— EXERCISE TASK —
Are you able to retype all the records below exactly?
-- begin THE DATA --
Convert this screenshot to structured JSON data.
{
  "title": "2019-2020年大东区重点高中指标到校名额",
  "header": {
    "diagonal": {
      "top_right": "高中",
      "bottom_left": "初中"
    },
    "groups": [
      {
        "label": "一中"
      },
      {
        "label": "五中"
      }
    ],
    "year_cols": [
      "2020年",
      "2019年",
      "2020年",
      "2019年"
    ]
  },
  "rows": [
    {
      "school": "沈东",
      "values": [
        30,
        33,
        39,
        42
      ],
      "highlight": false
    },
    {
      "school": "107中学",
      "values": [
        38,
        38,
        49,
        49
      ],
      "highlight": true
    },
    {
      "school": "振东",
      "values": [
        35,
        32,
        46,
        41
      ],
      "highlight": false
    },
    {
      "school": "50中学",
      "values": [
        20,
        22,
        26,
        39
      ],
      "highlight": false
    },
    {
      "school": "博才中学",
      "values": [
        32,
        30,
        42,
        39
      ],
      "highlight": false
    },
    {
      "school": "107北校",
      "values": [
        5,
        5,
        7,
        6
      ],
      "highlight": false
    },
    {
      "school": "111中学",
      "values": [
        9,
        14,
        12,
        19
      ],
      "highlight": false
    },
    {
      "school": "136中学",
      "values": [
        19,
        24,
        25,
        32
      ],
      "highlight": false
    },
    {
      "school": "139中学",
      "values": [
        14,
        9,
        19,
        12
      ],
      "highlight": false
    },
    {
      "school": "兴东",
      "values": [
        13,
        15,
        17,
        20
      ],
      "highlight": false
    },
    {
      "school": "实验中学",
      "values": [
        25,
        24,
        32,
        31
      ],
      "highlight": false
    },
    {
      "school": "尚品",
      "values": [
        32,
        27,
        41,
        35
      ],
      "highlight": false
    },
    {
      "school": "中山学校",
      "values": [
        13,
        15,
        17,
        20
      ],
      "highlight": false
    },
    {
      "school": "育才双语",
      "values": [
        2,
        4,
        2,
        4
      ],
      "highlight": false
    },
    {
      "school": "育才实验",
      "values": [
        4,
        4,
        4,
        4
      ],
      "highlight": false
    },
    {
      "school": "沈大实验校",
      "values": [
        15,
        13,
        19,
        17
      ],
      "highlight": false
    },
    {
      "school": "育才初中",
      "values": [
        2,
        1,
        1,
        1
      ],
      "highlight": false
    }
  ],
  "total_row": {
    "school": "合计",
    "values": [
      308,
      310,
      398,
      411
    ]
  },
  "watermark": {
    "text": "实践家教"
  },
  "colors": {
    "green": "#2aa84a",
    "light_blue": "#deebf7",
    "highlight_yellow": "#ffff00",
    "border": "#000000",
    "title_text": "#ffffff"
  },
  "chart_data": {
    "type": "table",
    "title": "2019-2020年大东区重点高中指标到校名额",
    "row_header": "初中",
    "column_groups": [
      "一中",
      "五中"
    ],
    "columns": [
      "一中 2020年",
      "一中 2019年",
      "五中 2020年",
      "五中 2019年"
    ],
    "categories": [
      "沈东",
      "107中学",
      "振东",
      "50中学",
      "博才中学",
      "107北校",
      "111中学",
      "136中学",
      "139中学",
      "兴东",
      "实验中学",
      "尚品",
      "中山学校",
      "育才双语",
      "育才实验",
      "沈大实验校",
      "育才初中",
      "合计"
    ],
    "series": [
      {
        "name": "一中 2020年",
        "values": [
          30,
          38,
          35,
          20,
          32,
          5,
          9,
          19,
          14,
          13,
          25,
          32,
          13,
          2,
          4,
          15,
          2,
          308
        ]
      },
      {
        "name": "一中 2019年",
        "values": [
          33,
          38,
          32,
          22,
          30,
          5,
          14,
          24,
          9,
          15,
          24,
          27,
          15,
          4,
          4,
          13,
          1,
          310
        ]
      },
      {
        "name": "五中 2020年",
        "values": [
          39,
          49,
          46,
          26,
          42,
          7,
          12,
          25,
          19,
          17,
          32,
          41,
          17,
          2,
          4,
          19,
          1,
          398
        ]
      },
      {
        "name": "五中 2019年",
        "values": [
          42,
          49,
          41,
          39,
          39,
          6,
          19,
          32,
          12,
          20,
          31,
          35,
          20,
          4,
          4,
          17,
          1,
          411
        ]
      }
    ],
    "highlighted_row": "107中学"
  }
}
-- end THE DATA --
— TASK ANSWER —
Convert this screenshot to structured JSON data.
{
  "title": "2019-2020年大东区重点高中指标到校名额",
  "header": {
    "diagonal": {
      "top_right": "高中",
      "bottom_left": "初中"
    },
    "groups": [
      {
        "label": "一中"
      },
      {
        "label": "五中"
      }
    ],
    "year_cols": [
      "2020年",
      "2019年",
      "2020年",
      "2019年"
    ]
  },
  "rows": [
    {
      "school": "沈东",
      "values": [
        30,
        33,
        39,
        42
      ],
      "highlight": false
    },
    {
      "school": "107中学",
      "values": [
        38,
        38,
        49,
        49
      ],
      "highlight": true
    },
    {
      "school": "振东",
      "values": [
        35,
        32,
        46,
        41
      ],
      "highlight": false
    },
    {
      "school": "50中学",
      "values": [
        20,
        22,
        26,
        39
      ],
      "highlight": false
    },
    {
      "school": "博才中学",
      "values": [
        32,
        30,
        42,
        39
      ],
      "highlight": false
    },
    {
      "school": "107北校",
      "values": [
        5,
        5,
        7,
        6
      ],
      "highlight": false
    },
    {
      "school": "111中学",
      "values": [
        9,
        14,
        12,
        19
      ],
      "highlight": false
    },
    {
      "school": "136中学",
      "values": [
        19,
        24,
        25,
        32
      ],
      "highlight": false
    },
    {
      "school": "139中学",
      "values": [
        14,
        9,
        19,
        12
      ],
      "highlight": false
    },
    {
      "school": "兴东",
      "values": [
        13,
        15,
        17,
        20
      ],
      "highlight": false
    },
    {
      "school": "实验中学",
      "values": [
        25,
        24,
        32,
        31
      ],
      "highlight": false
    },
    {
      "school": "尚品",
      "values": [
        32,
        27,
        41,
        35
      ],
      "highlight": false
    },
    {
      "school": "中山学校",
      "values": [
        13,
        15,
        17,
        20
      ],
      "highlight": false
    },
    {
      "school": "育才双语",
      "values": [
        2,
        4,
        2,
        4
      ],
      "highlight": false
    },
    {
      "school": "育才实验",
      "values": [
        4,
        4,
        4,
        4
      ],
      "highlight": false
    },
    {
      "school": "沈大实验校",
      "values": [
        15,
        13,
        19,
        17
      ],
      "highlight": false
    },
    {
      "school": "育才初中",
      "values": [
        2,
        1,
        1,
        1
      ],
      "highlight": false
    }
  ],
  "total_row": {
    "school": "合计",
    "values": [
      308,
      310,
      398,
      411
    ]
  },
  "watermark": {
    "text": "实践家教"
  },
  "colors": {
    "green": "#2aa84a",
    "light_blue": "#deebf7",
    "highlight_yellow": "#ffff00",
    "border": "#000000",
    "title_text": "#ffffff"
  },
  "chart_data": {
    "type": "table",
    "title": "2019-2020年大东区重点高中指标到校名额",
    "row_header": "初中",
    "column_groups": [
      "一中",
      "五中"
    ],
    "columns": [
      "一中 2020年",
      "一中 2019年",
      "五中 2020年",
      "五中 2019年"
    ],
    "categories": [
      "沈东",
      "107中学",
      "振东",
      "50中学",
      "博才中学",
      "107北校",
      "111中学",
      "136中学",
      "139中学",
      "兴东",
      "实验中学",
      "尚品",
      "中山学校",
      "育才双语",
      "育才实验",
      "沈大实验校",
      "育才初中",
      "合计"
    ],
    "series": [
      {
        "name": "一中 2020年",
        "values": [
          30,
          38,
          35,
          20,
          32,
          5,
          9,
          19,
          14,
          13,
          25,
          32,
          13,
          2,
          4,
          15,
          2,
          308
        ]
      },
      {
        "name": "一中 2019年",
        "values": [
          33,
          38,
          32,
          22,
          30,
          5,
          14,
          24,
          9,
          15,
          24,
          27,
          15,
          4,
          4,
          13,
          1,
          310
        ]
      },
      {
        "name": "五中 2020年",
        "values": [
          39,
          49,
          46,
          26,
          42,
          7,
          12,
          25,
          19,
          17,
          32,
          41,
          17,
          2,
          4,
          19,
          1,
          398
        ]
      },
      {
        "name": "五中 2019年",
        "values": [
          42,
          49,
          41,
          39,
          39,
          6,
          19,
          32,
          12,
          20,
          31,
          35,
          20,
          4,
          4,
          17,
          1,
          411
        ]
      }
    ],
    "highlighted_row": "107中学"
  }
}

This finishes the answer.